---- Provided data
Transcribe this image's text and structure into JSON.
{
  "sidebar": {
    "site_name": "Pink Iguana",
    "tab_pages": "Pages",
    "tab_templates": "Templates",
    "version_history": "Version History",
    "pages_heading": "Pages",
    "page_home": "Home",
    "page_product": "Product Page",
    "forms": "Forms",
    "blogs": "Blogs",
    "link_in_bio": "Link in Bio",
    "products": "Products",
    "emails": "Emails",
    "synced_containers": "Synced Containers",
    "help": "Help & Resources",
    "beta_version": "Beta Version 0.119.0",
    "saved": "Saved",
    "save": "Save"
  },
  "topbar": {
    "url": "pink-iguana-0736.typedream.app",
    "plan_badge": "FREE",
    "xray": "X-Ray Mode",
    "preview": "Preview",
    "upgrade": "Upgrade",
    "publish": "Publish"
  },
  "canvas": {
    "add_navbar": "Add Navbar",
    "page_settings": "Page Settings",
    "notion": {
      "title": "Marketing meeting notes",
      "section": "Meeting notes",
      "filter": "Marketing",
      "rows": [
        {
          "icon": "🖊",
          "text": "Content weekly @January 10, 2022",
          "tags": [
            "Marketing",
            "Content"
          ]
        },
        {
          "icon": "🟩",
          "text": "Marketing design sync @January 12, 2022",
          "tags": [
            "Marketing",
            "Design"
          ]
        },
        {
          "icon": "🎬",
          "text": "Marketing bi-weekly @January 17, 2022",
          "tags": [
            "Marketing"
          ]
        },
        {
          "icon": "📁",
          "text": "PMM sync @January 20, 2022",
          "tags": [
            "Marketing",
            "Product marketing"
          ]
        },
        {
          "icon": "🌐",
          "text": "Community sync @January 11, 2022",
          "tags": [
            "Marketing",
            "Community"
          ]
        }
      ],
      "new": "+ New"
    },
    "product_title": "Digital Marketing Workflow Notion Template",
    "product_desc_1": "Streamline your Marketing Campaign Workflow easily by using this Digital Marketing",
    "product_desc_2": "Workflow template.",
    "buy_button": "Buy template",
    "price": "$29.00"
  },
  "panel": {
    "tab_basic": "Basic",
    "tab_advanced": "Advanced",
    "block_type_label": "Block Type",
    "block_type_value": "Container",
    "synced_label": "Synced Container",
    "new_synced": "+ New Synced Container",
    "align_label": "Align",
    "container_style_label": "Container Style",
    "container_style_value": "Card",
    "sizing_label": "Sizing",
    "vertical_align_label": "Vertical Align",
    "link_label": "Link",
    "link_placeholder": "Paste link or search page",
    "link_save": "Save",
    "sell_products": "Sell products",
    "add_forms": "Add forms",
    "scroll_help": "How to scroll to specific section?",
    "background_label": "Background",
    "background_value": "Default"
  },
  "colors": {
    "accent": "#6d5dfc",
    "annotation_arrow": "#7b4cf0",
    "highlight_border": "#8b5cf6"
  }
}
--------
Description of the task: Reproduce all the data word for word.

Task result:
Transcribe this image's text and structure into JSON.
{
  "sidebar": {
    "site_name": "Pink Iguana",
    "tab_pages": "Pages",
    "tab_templates": "Templates",
    "version_history": "Version History",
    "pages_heading": "Pages",
    "page_home": "Home",
    "page_product": "Product Page",
    "forms": "Forms",
    "blogs": "Blogs",
    "link_in_bio": "Link in Bio",
    "products": "Products",
    "emails": "Emails",
    "synced_containers": "Synced Containers",
    "help": "Help & Resources",
    "beta_version": "Beta Version 0.119.0",
    "saved": "Saved",
    "save": "Save"
  },
  "topbar": {
    "url": "pink-iguana-0736.typedream.app",
    "plan_badge": "FREE",
    "xray": "X-Ray Mode",
    "preview": "Preview",
    "upgrade": "Upgrade",
    "publish": "Publish"
  },
  "canvas": {
    "add_navbar": "Add Navbar",
    "page_settings": "Page Settings",
    "notion": {
      "title": "Marketing meeting notes",
      "section": "Meeting notes",
      "filter": "Marketing",
      "rows": [
        {
          "icon": "🖊",
          "text": "Content weekly @January 10, 2022",
          "tags": [
            "Marketing",
            "Content"
          ]
        },
        {
          "icon": "🟩",
          "text": "Marketing design sync @January 12, 2022",
          "tags": [
            "Marketing",
            "Design"
          ]
        },
        {
          "icon": "🎬",
          "text": "Marketing bi-weekly @January 17, 2022",
          "tags": [
            "Marketing"
          ]
        },
        {
          "icon": "📁",
          "text": "PMM sync @January 20, 2022",
          "tags": [
            "Marketing",
            "Product marketing"
          ]
        },
        {
          "icon": "🌐",
          "text": "Community sync @January 11, 2022",
          "tags": [
            "Marketing",
            "Community"
          ]
        }
      ],
      "new": "+ New"
    },
    "product_title": "Digital Marketing Workflow Notion Template",
    "product_desc_1": "Streamline your Marketing Campaign Workflow easily by using this Digital Marketing",
    "product_desc_2": "Workflow template.",
    "buy_button": "Buy template",
    "price": "$29.00"
  },
  "panel": {
    "tab_basic": "Basic",
    "tab_advanced": "Advanced",
    "block_type_label": "Block Type",
    "block_type_value": "Container",
    "synced_label": "Synced Container",
    "new_synced": "+ New Synced Container",
    "align_label": "Align",
    "container_style_label": "Container Style",
    "container_style_value": "Card",
    "sizing_label": "Sizing",
    "vertical_align_label": "Vertical Align",
    "link_label": "Link",
    "link_placeholder": "Paste link or search page",
    "link_save": "Save",
    "sell_products": "Sell products",
    "add_forms": "Add forms",
    "scroll_help": "How to scroll to specific section?",
    "background_label": "Background",
    "background_value": "Default"
  },
  "colors": {
    "accent": "#6d5dfc",
    "annotation_arrow": "#7b4cf0",
    "highlight_border": "#8b5cf6"
  }
}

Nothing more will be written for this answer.